*Listed entries*
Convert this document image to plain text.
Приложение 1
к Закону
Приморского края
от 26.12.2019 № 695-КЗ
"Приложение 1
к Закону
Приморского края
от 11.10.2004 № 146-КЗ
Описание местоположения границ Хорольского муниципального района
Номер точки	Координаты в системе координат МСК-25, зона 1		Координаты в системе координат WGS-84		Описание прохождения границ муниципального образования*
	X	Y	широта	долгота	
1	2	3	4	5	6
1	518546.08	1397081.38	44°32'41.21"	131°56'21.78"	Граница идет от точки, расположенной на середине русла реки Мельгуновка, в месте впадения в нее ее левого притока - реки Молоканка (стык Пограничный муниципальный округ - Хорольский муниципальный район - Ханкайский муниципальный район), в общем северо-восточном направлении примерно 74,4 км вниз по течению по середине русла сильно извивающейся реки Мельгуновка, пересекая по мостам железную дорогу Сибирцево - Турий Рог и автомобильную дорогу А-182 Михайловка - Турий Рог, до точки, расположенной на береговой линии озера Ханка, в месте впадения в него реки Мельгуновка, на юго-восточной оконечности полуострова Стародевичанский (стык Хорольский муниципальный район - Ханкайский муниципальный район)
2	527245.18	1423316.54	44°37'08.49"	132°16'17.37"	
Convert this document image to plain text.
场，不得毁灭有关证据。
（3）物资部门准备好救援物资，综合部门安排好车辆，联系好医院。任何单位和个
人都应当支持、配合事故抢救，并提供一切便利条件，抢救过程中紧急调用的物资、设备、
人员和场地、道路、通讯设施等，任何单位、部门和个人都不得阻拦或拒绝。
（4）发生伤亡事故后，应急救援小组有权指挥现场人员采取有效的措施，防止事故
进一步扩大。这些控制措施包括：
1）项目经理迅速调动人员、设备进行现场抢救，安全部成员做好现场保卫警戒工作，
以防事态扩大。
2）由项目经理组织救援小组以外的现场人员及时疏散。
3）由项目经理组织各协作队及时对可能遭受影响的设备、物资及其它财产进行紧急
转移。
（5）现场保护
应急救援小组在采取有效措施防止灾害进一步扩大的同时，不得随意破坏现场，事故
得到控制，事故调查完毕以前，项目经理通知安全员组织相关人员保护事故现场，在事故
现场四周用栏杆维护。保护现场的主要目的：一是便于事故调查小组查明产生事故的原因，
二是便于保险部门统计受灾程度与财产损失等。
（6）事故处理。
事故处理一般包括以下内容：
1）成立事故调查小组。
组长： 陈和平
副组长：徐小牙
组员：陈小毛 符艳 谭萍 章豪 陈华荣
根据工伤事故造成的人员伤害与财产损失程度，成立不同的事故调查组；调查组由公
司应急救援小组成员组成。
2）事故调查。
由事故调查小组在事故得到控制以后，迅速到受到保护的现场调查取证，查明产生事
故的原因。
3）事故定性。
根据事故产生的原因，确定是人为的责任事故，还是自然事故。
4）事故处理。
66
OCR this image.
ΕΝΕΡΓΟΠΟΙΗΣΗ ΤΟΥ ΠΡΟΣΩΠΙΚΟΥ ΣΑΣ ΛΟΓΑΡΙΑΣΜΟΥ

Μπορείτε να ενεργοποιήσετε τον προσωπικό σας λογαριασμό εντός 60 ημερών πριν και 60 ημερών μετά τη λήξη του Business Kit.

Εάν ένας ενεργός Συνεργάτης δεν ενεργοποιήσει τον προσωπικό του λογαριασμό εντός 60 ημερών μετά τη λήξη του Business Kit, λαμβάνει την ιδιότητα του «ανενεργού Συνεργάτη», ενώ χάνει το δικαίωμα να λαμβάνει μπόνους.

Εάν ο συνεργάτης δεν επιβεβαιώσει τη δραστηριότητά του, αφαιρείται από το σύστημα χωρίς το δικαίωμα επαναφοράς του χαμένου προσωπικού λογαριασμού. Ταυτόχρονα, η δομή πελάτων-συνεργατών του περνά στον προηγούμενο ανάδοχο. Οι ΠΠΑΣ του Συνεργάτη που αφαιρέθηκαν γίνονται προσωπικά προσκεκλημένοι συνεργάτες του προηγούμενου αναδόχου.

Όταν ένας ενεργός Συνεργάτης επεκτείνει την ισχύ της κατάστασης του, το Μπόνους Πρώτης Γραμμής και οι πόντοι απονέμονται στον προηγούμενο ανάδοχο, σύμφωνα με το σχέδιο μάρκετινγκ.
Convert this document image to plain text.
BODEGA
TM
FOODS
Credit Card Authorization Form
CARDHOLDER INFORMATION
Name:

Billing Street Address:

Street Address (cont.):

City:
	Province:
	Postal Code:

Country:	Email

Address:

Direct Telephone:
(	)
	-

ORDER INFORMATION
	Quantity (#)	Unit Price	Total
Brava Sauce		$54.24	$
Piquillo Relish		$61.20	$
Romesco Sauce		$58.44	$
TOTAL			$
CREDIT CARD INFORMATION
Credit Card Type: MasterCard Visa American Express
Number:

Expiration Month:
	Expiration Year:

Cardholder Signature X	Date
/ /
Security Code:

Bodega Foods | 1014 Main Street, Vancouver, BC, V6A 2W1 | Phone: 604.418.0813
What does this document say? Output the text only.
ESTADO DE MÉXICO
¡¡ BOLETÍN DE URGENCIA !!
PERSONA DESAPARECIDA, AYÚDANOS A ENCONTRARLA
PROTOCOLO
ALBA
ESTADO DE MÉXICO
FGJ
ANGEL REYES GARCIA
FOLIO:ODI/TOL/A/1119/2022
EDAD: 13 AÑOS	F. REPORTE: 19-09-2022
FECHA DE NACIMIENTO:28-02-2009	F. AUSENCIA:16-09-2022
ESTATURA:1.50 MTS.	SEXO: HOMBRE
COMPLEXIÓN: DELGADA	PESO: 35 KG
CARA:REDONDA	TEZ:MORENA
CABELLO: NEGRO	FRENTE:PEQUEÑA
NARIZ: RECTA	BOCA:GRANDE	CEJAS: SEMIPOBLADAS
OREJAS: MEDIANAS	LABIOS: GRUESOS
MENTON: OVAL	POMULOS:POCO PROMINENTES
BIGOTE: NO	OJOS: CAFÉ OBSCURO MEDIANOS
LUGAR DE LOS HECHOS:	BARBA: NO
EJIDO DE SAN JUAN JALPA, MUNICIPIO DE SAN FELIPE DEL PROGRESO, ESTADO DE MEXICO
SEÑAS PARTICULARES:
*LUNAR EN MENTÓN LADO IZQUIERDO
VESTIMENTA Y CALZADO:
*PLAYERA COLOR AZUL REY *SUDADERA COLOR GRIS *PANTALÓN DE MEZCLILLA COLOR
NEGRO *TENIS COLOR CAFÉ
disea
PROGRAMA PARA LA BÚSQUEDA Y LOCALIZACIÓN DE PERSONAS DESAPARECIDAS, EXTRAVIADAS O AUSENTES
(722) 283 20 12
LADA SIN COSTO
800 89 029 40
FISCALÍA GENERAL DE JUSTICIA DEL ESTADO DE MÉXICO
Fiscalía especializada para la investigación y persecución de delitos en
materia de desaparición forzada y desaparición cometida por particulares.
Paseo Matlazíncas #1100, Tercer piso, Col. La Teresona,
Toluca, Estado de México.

*Your task*
Extract the full listing above without altering anything.

*Problem solution*
Convert this document image to plain text.
Приложение 1
к Закону
Приморского края
от 26.12.2019 № 695-КЗ
"Приложение 1
к Закону
Приморского края
от 11.10.2004 № 146-КЗ
Описание местоположения границ Хорольского муниципального района
Номер точки	Координаты в системе координат МСК-25, зона 1		Координаты в системе координат WGS-84		Описание прохождения границ муниципального образования*
	X	Y	широта	долгота	
1	2	3	4	5	6
1	518546.08	1397081.38	44°32'41.21"	131°56'21.78"	Граница идет от точки, расположенной на середине русла реки Мельгуновка, в месте впадения в нее ее левого притока - реки Молоканка (стык Пограничный муниципальный округ - Хорольский муниципальный район - Ханкайский муниципальный район), в общем северо-восточном направлении примерно 74,4 км вниз по течению по середине русла сильно извивающейся реки Мельгуновка, пересекая по мостам железную дорогу Сибирцево - Турий Рог и автомобильную дорогу А-182 Михайловка - Турий Рог, до точки, расположенной на береговой линии озера Ханка, в месте впадения в него реки Мельгуновка, на юго-восточной оконечности полуострова Стародевичанский (стык Хорольский муниципальный район - Ханкайский муниципальный район)
2	527245.18	1423316.54	44°37'08.49"	132°16'17.37"	
Convert this document image to plain text.
场，不得毁灭有关证据。
（3）物资部门准备好救援物资，综合部门安排好车辆，联系好医院。任何单位和个
人都应当支持、配合事故抢救，并提供一切便利条件，抢救过程中紧急调用的物资、设备、
人员和场地、道路、通讯设施等，任何单位、部门和个人都不得阻拦或拒绝。
（4）发生伤亡事故后，应急救援小组有权指挥现场人员采取有效的措施，防止事故
进一步扩大。这些控制措施包括：
1）项目经理迅速调动人员、设备进行现场抢救，安全部成员做好现场保卫警戒工作，
以防事态扩大。
2）由项目经理组织救援小组以外的现场人员及时疏散。
3）由项目经理组织各协作队及时对可能遭受影响的设备、物资及其它财产进行紧急
转移。
（5）现场保护
应急救援小组在采取有效措施防止灾害进一步扩大的同时，不得随意破坏现场，事故
得到控制，事故调查完毕以前，项目经理通知安全员组织相关人员保护事故现场，在事故
现场四周用栏杆维护。保护现场的主要目的：一是便于事故调查小组查明产生事故的原因，
二是便于保险部门统计受灾程度与财产损失等。
（6）事故处理。
事故处理一般包括以下内容：
1）成立事故调查小组。
组长： 陈和平
副组长：徐小牙
组员：陈小毛 符艳 谭萍 章豪 陈华荣
根据工伤事故造成的人员伤害与财产损失程度，成立不同的事故调查组；调查组由公
司应急救援小组成员组成。
2）事故调查。
由事故调查小组在事故得到控制以后，迅速到受到保护的现场调查取证，查明产生事
故的原因。
3）事故定性。
根据事故产生的原因，确定是人为的责任事故，还是自然事故。
4）事故处理。
66
OCR this image.
ΕΝΕΡΓΟΠΟΙΗΣΗ ΤΟΥ ΠΡΟΣΩΠΙΚΟΥ ΣΑΣ ΛΟΓΑΡΙΑΣΜΟΥ

Μπορείτε να ενεργοποιήσετε τον προσωπικό σας λογαριασμό εντός 60 ημερών πριν και 60 ημερών μετά τη λήξη του Business Kit.

Εάν ένας ενεργός Συνεργάτης δεν ενεργοποιήσει τον προσωπικό του λογαριασμό εντός 60 ημερών μετά τη λήξη του Business Kit, λαμβάνει την ιδιότητα του «ανενεργού Συνεργάτη», ενώ χάνει το δικαίωμα να λαμβάνει μπόνους.

Εάν ο συνεργάτης δεν επιβεβαιώσει τη δραστηριότητά του, αφαιρείται από το σύστημα χωρίς το δικαίωμα επαναφοράς του χαμένου προσωπικού λογαριασμού. Ταυτόχρονα, η δομή πελάτων-συνεργατών του περνά στον προηγούμενο ανάδοχο. Οι ΠΠΑΣ του Συνεργάτη που αφαιρέθηκαν γίνονται προσωπικά προσκεκλημένοι συνεργάτες του προηγούμενου αναδόχου.

Όταν ένας ενεργός Συνεργάτης επεκτείνει την ισχύ της κατάστασης του, το Μπόνους Πρώτης Γραμμής και οι πόντοι απονέμονται στον προηγούμενο ανάδοχο, σύμφωνα με το σχέδιο μάρκετινγκ.
Convert this document image to plain text.
BODEGA
TM
FOODS
Credit Card Authorization Form
CARDHOLDER INFORMATION
Name:

Billing Street Address:

Street Address (cont.):

City:
	Province:
	Postal Code:

Country:	Email

Address:

Direct Telephone:
(	)
	-

ORDER INFORMATION
	Quantity (#)	Unit Price	Total
Brava Sauce		$54.24	$
Piquillo Relish		$61.20	$
Romesco Sauce		$58.44	$
TOTAL			$
CREDIT CARD INFORMATION
Credit Card Type: MasterCard Visa American Express
Number:

Expiration Month:
	Expiration Year:

Cardholder Signature X	Date
/ /
Security Code:

Bodega Foods | 1014 Main Street, Vancouver, BC, V6A 2W1 | Phone: 604.418.0813
What does this document say? Output the text only.
ESTADO DE MÉXICO
¡¡ BOLETÍN DE URGENCIA !!
PERSONA DESAPARECIDA, AYÚDANOS A ENCONTRARLA
PROTOCOLO
ALBA
ESTADO DE MÉXICO
FGJ
ANGEL REYES GARCIA
FOLIO:ODI/TOL/A/1119/2022
EDAD: 13 AÑOS	F. REPORTE: 19-09-2022
FECHA DE NACIMIENTO:28-02-2009	F. AUSENCIA:16-09-2022
ESTATURA:1.50 MTS.	SEXO: HOMBRE
COMPLEXIÓN: DELGADA	PESO: 35 KG
CARA:REDONDA	TEZ:MORENA
CABELLO: NEGRO	FRENTE:PEQUEÑA
NARIZ: RECTA	BOCA:GRANDE	CEJAS: SEMIPOBLADAS
OREJAS: MEDIANAS	LABIOS: GRUESOS
MENTON: OVAL	POMULOS:POCO PROMINENTES
BIGOTE: NO	OJOS: CAFÉ OBSCURO MEDIANOS
LUGAR DE LOS HECHOS:	BARBA: NO
EJIDO DE SAN JUAN JALPA, MUNICIPIO DE SAN FELIPE DEL PROGRESO, ESTADO DE MEXICO
SEÑAS PARTICULARES:
*LUNAR EN MENTÓN LADO IZQUIERDO
VESTIMENTA Y CALZADO:
*PLAYERA COLOR AZUL REY *SUDADERA COLOR GRIS *PANTALÓN DE MEZCLILLA COLOR
NEGRO *TENIS COLOR CAFÉ
disea
PROGRAMA PARA LA BÚSQUEDA Y LOCALIZACIÓN DE PERSONAS DESAPARECIDAS, EXTRAVIADAS O AUSENTES
(722) 283 20 12
LADA SIN COSTO
800 89 029 40
FISCALÍA GENERAL DE JUSTICIA DEL ESTADO DE MÉXICO
Fiscalía especializada para la investigación y persecución de delitos en
materia de desaparición forzada y desaparición cometida por particulares.
Paseo Matlazíncas #1100, Tercer piso, Col. La Teresona,
Toluca, Estado de México.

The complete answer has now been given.